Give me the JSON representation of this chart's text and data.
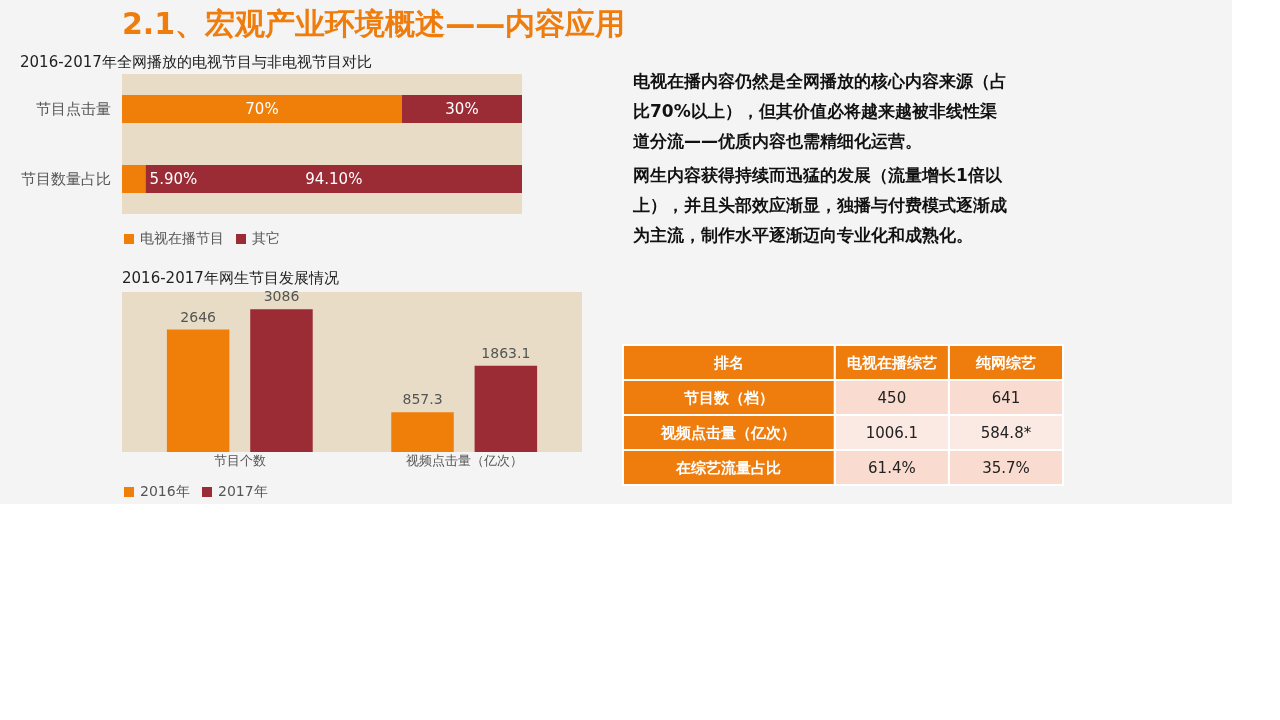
{
  "chart_data": [
    {
      "type": "other",
      "title": "2.1、宏观产业环境概述——内容应用"
    },
    {
      "type": "bar",
      "title": "2016-2017年全网播放的电视节目与非电视节目对比",
      "orientation": "horizontal",
      "stacked": true,
      "legend": "bottom",
      "categories": [
        "节目点击量",
        "节目数量占比"
      ],
      "series": [
        {
          "name": "电视在播节目",
          "color": "#f07f09",
          "values": [
            70,
            5.9
          ],
          "value_labels": [
            "70%",
            "5.90%"
          ]
        },
        {
          "name": "其它",
          "color": "#9b2b35",
          "values": [
            30,
            94.1
          ],
          "value_labels": [
            "30%",
            "94.10%"
          ]
        }
      ]
    },
    {
      "type": "bar",
      "title": "2016-2017年网生节目发展情况",
      "legend": "bottom",
      "data_labels": true,
      "categories": [
        "节目个数",
        "视频点击量（亿次）"
      ],
      "series": [
        {
          "name": "2016年",
          "color": "#f07f09",
          "values": [
            2646,
            857.3
          ]
        },
        {
          "name": "2017年",
          "color": "#9b2b35",
          "values": [
            3086,
            1863.1
          ]
        }
      ]
    },
    {
      "type": "other",
      "annotations": [
        "电视在播内容仍然是全网播放的核心内容来源（占比70%以上），但其价值必将越来越被非线性渠道分流——优质内容也需精细化运营。",
        "网生内容获得持续而迅猛的发展（流量增长1倍以上），并且头部效应渐显，独播与付费模式逐渐成为主流，制作水平逐渐迈向专业化和成熟化。"
      ]
    },
    {
      "type": "other",
      "ylabel": "排名",
      "categories": [
        "电视在播综艺",
        "纯网综艺"
      ],
      "y_categories": [
        "节目数（档）",
        "视频点击量（亿次）",
        "在综艺流量占比"
      ],
      "cell_labels": [
        [
          "450",
          "641"
        ],
        [
          "1006.1",
          "584.8*"
        ],
        [
          "61.4%",
          "35.7%"
        ]
      ]
    }
  ]
}
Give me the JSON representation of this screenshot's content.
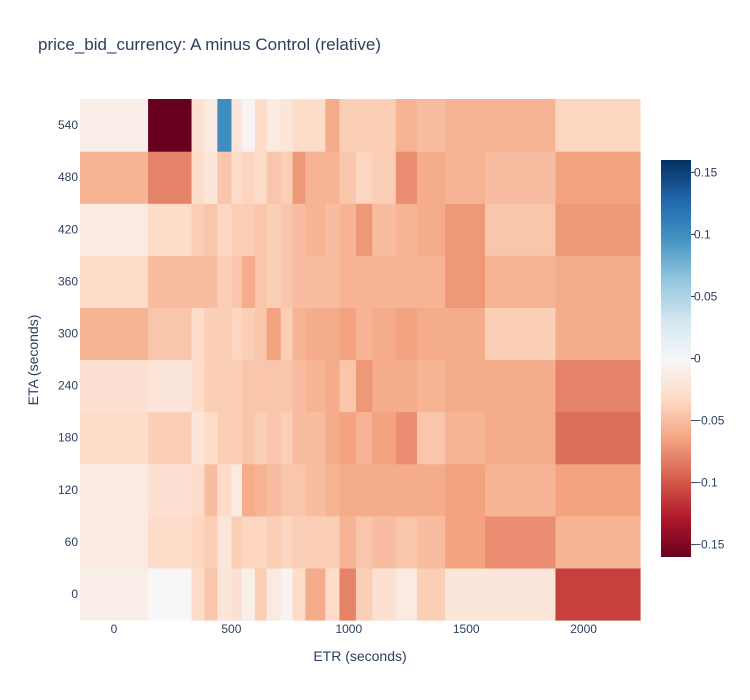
{
  "chart_data": {
    "type": "heatmap",
    "title": "price_bid_currency: A minus Control (relative)",
    "xlabel": "ETR (seconds)",
    "ylabel": "ETA (seconds)",
    "xlim": [
      -145,
      2240
    ],
    "ylim": [
      -30,
      570
    ],
    "x_ticks": [
      0,
      500,
      1000,
      1500,
      2000
    ],
    "x_tick_labels": [
      "0",
      "500",
      "1000",
      "1500",
      "2000"
    ],
    "y_ticks": [
      0,
      60,
      120,
      180,
      240,
      300,
      360,
      420,
      480,
      540
    ],
    "y_tick_labels": [
      "0",
      "60",
      "120",
      "180",
      "240",
      "300",
      "360",
      "420",
      "480",
      "540"
    ],
    "colorscale": "RdBu",
    "zmin": -0.16,
    "zmax": 0.16,
    "colorbar_ticks": [
      0.15,
      0.1,
      0.05,
      0,
      -0.05,
      -0.1,
      -0.15
    ],
    "colorbar_tick_labels": [
      "0.15",
      "0.1",
      "0.05",
      "0",
      "−0.05",
      "−0.1",
      "−0.15"
    ],
    "x_edges": [
      -145,
      145,
      330,
      385,
      440,
      500,
      545,
      600,
      650,
      710,
      760,
      815,
      900,
      960,
      1030,
      1100,
      1200,
      1290,
      1410,
      1580,
      1880,
      2240
    ],
    "y_edges": [
      -30,
      30,
      90,
      150,
      210,
      270,
      330,
      390,
      450,
      510,
      570
    ],
    "z": [
      [
        -0.01,
        0.0,
        -0.03,
        -0.045,
        -0.02,
        -0.025,
        -0.01,
        -0.04,
        -0.015,
        -0.005,
        -0.03,
        -0.06,
        -0.03,
        -0.08,
        -0.04,
        -0.025,
        -0.015,
        -0.04,
        -0.02,
        -0.02,
        -0.11
      ],
      [
        -0.015,
        -0.03,
        -0.035,
        -0.04,
        -0.02,
        -0.04,
        -0.035,
        -0.035,
        -0.04,
        -0.035,
        -0.04,
        -0.04,
        -0.04,
        -0.055,
        -0.045,
        -0.05,
        -0.045,
        -0.05,
        -0.065,
        -0.075,
        -0.055
      ],
      [
        -0.015,
        -0.025,
        -0.03,
        -0.05,
        -0.03,
        -0.015,
        -0.06,
        -0.055,
        -0.05,
        -0.045,
        -0.045,
        -0.05,
        -0.055,
        -0.06,
        -0.06,
        -0.06,
        -0.06,
        -0.06,
        -0.065,
        -0.055,
        -0.065
      ],
      [
        -0.03,
        -0.04,
        -0.02,
        -0.03,
        -0.04,
        -0.04,
        -0.045,
        -0.04,
        -0.045,
        -0.04,
        -0.05,
        -0.05,
        -0.06,
        -0.065,
        -0.055,
        -0.065,
        -0.075,
        -0.045,
        -0.055,
        -0.06,
        -0.09
      ],
      [
        -0.025,
        -0.02,
        -0.03,
        -0.04,
        -0.04,
        -0.04,
        -0.045,
        -0.045,
        -0.045,
        -0.045,
        -0.05,
        -0.055,
        -0.06,
        -0.045,
        -0.07,
        -0.06,
        -0.06,
        -0.055,
        -0.06,
        -0.06,
        -0.08
      ],
      [
        -0.055,
        -0.045,
        -0.03,
        -0.04,
        -0.04,
        -0.035,
        -0.04,
        -0.045,
        -0.065,
        -0.04,
        -0.055,
        -0.06,
        -0.06,
        -0.065,
        -0.055,
        -0.06,
        -0.065,
        -0.06,
        -0.06,
        -0.04,
        -0.06
      ],
      [
        -0.03,
        -0.05,
        -0.05,
        -0.05,
        -0.04,
        -0.045,
        -0.06,
        -0.045,
        -0.04,
        -0.045,
        -0.05,
        -0.05,
        -0.05,
        -0.055,
        -0.055,
        -0.055,
        -0.055,
        -0.055,
        -0.07,
        -0.055,
        -0.06
      ],
      [
        -0.015,
        -0.03,
        -0.04,
        -0.045,
        -0.035,
        -0.04,
        -0.04,
        -0.045,
        -0.04,
        -0.045,
        -0.05,
        -0.055,
        -0.05,
        -0.055,
        -0.07,
        -0.05,
        -0.055,
        -0.06,
        -0.07,
        -0.045,
        -0.07
      ],
      [
        -0.055,
        -0.08,
        -0.03,
        -0.02,
        -0.045,
        -0.03,
        -0.035,
        -0.03,
        -0.045,
        -0.04,
        -0.07,
        -0.055,
        -0.055,
        -0.045,
        -0.035,
        -0.04,
        -0.075,
        -0.06,
        -0.055,
        -0.05,
        -0.065
      ],
      [
        -0.01,
        -0.16,
        -0.025,
        -0.015,
        0.1,
        -0.02,
        -0.005,
        -0.03,
        -0.015,
        -0.02,
        -0.03,
        -0.03,
        -0.06,
        -0.04,
        -0.04,
        -0.04,
        -0.055,
        -0.05,
        -0.055,
        -0.055,
        -0.035
      ]
    ]
  }
}
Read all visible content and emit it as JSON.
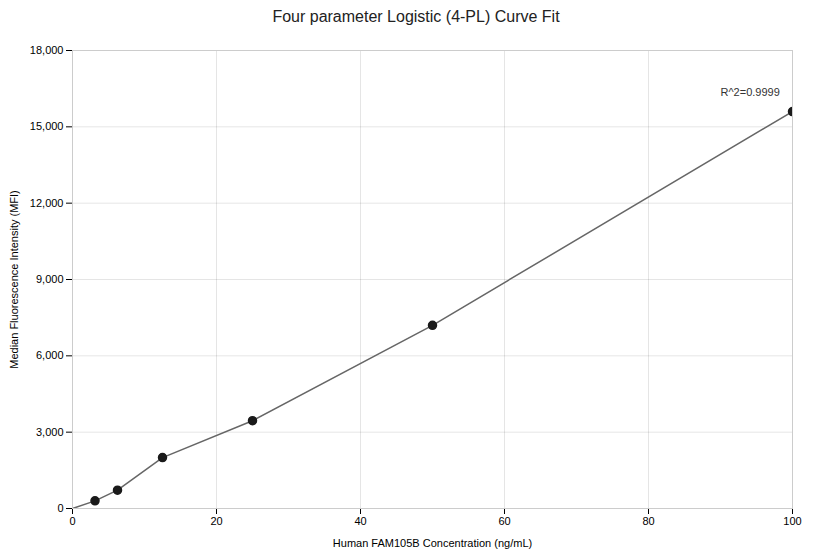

#####

Print every entry above again without changing a word, and omit the pictures.

Give me the JSON representation of this chart's text and data.
{
  "chart_data": [
    {
      "type": "other",
      "title": "2.1、宏观产业环境概述——内容应用"
    },
    {
      "type": "bar",
      "title": "2016-2017年全网播放的电视节目与非电视节目对比",
      "orientation": "horizontal",
      "stacked": true,
      "legend": "bottom",
      "categories": [
        "节目点击量",
        "节目数量占比"
      ],
      "series": [
        {
          "name": "电视在播节目",
          "color": "#f07f09",
          "values": [
            70,
            5.9
          ],
          "value_labels": [
            "70%",
            "5.90%"
          ]
        },
        {
          "name": "其它",
          "color": "#9b2b35",
          "values": [
            30,
            94.1
          ],
          "value_labels": [
            "30%",
            "94.10%"
          ]
        }
      ]
    },
    {
      "type": "bar",
      "title": "2016-2017年网生节目发展情况",
      "legend": "bottom",
      "data_labels": true,
      "categories": [
        "节目个数",
        "视频点击量（亿次）"
      ],
      "series": [
        {
          "name": "2016年",
          "color": "#f07f09",
          "values": [
            2646,
            857.3
          ]
        },
        {
          "name": "2017年",
          "color": "#9b2b35",
          "values": [
            3086,
            1863.1
          ]
        }
      ]
    },
    {
      "type": "other",
      "annotations": [
        "电视在播内容仍然是全网播放的核心内容来源（占比70%以上），但其价值必将越来越被非线性渠道分流——优质内容也需精细化运营。",
        "网生内容获得持续而迅猛的发展（流量增长1倍以上），并且头部效应渐显，独播与付费模式逐渐成为主流，制作水平逐渐迈向专业化和成熟化。"
      ]
    },
    {
      "type": "other",
      "ylabel": "排名",
      "categories": [
        "电视在播综艺",
        "纯网综艺"
      ],
      "y_categories": [
        "节目数（档）",
        "视频点击量（亿次）",
        "在综艺流量占比"
      ],
      "cell_labels": [
        [
          "450",
          "641"
        ],
        [
          "1006.1",
          "584.8*"
        ],
        [
          "61.4%",
          "35.7%"
        ]
      ]
    }
  ]
}
Give me the JSON representation of this screenshot's content.
{
  "chart_data": {
    "type": "heatmap",
    "title": "price_bid_currency: A minus Control (relative)",
    "xlabel": "ETR (seconds)",
    "ylabel": "ETA (seconds)",
    "xlim": [
      -145,
      2240
    ],
    "ylim": [
      -30,
      570
    ],
    "x_ticks": [
      0,
      500,
      1000,
      1500,
      2000
    ],
    "x_tick_labels": [
      "0",
      "500",
      "1000",
      "1500",
      "2000"
    ],
    "y_ticks": [
      0,
      60,
      120,
      180,
      240,
      300,
      360,
      420,
      480,
      540
    ],
    "y_tick_labels": [
      "0",
      "60",
      "120",
      "180",
      "240",
      "300",
      "360",
      "420",
      "480",
      "540"
    ],
    "colorscale": "RdBu",
    "zmin": -0.16,
    "zmax": 0.16,
    "colorbar_ticks": [
      0.15,
      0.1,
      0.05,
      0,
      -0.05,
      -0.1,
      -0.15
    ],
    "colorbar_tick_labels": [
      "0.15",
      "0.1",
      "0.05",
      "0",
      "−0.05",
      "−0.1",
      "−0.15"
    ],
    "x_edges": [
      -145,
      145,
      330,
      385,
      440,
      500,
      545,
      600,
      650,
      710,
      760,
      815,
      900,
      960,
      1030,
      1100,
      1200,
      1290,
      1410,
      1580,
      1880,
      2240
    ],
    "y_edges": [
      -30,
      30,
      90,
      150,
      210,
      270,
      330,
      390,
      450,
      510,
      570
    ],
    "z": [
      [
        -0.01,
        0.0,
        -0.03,
        -0.045,
        -0.02,
        -0.025,
        -0.01,
        -0.04,
        -0.015,
        -0.005,
        -0.03,
        -0.06,
        -0.03,
        -0.08,
        -0.04,
        -0.025,
        -0.015,
        -0.04,
        -0.02,
        -0.02,
        -0.11
      ],
      [
        -0.015,
        -0.03,
        -0.035,
        -0.04,
        -0.02,
        -0.04,
        -0.035,
        -0.035,
        -0.04,
        -0.035,
        -0.04,
        -0.04,
        -0.04,
        -0.055,
        -0.045,
        -0.05,
        -0.045,
        -0.05,
        -0.065,
        -0.075,
        -0.055
      ],
      [
        -0.015,
        -0.025,
        -0.03,
        -0.05,
        -0.03,
        -0.015,
        -0.06,
        -0.055,
        -0.05,
        -0.045,
        -0.045,
        -0.05,
        -0.055,
        -0.06,
        -0.06,
        -0.06,
        -0.06,
        -0.06,
        -0.065,
        -0.055,
        -0.065
      ],
      [
        -0.03,
        -0.04,
        -0.02,
        -0.03,
        -0.04,
        -0.04,
        -0.045,
        -0.04,
        -0.045,
        -0.04,
        -0.05,
        -0.05,
        -0.06,
        -0.065,
        -0.055,
        -0.065,
        -0.075,
        -0.045,
        -0.055,
        -0.06,
        -0.09
      ],
      [
        -0.025,
        -0.02,
        -0.03,
        -0.04,
        -0.04,
        -0.04,
        -0.045,
        -0.045,
        -0.045,
        -0.045,
        -0.05,
        -0.055,
        -0.06,
        -0.045,
        -0.07,
        -0.06,
        -0.06,
        -0.055,
        -0.06,
        -0.06,
        -0.08
      ],
      [
        -0.055,
        -0.045,
        -0.03,
        -0.04,
        -0.04,
        -0.035,
        -0.04,
        -0.045,
        -0.065,
        -0.04,
        -0.055,
        -0.06,
        -0.06,
        -0.065,
        -0.055,
        -0.06,
        -0.065,
        -0.06,
        -0.06,
        -0.04,
        -0.06
      ],
      [
        -0.03,
        -0.05,
        -0.05,
        -0.05,
        -0.04,
        -0.045,
        -0.06,
        -0.045,
        -0.04,
        -0.045,
        -0.05,
        -0.05,
        -0.05,
        -0.055,
        -0.055,
        -0.055,
        -0.055,
        -0.055,
        -0.07,
        -0.055,
        -0.06
      ],
      [
        -0.015,
        -0.03,
        -0.04,
        -0.045,
        -0.035,
        -0.04,
        -0.04,
        -0.045,
        -0.04,
        -0.045,
        -0.05,
        -0.055,
        -0.05,
        -0.055,
        -0.07,
        -0.05,
        -0.055,
        -0.06,
        -0.07,
        -0.045,
        -0.07
      ],
      [
        -0.055,
        -0.08,
        -0.03,
        -0.02,
        -0.045,
        -0.03,
        -0.035,
        -0.03,
        -0.045,
        -0.04,
        -0.07,
        -0.055,
        -0.055,
        -0.045,
        -0.035,
        -0.04,
        -0.075,
        -0.06,
        -0.055,
        -0.05,
        -0.065
      ],
      [
        -0.01,
        -0.16,
        -0.025,
        -0.015,
        0.1,
        -0.02,
        -0.005,
        -0.03,
        -0.015,
        -0.02,
        -0.03,
        -0.03,
        -0.06,
        -0.04,
        -0.04,
        -0.04,
        -0.055,
        -0.05,
        -0.055,
        -0.055,
        -0.035
      ]
    ]
  }
}
Read all visible content and emit it as JSON.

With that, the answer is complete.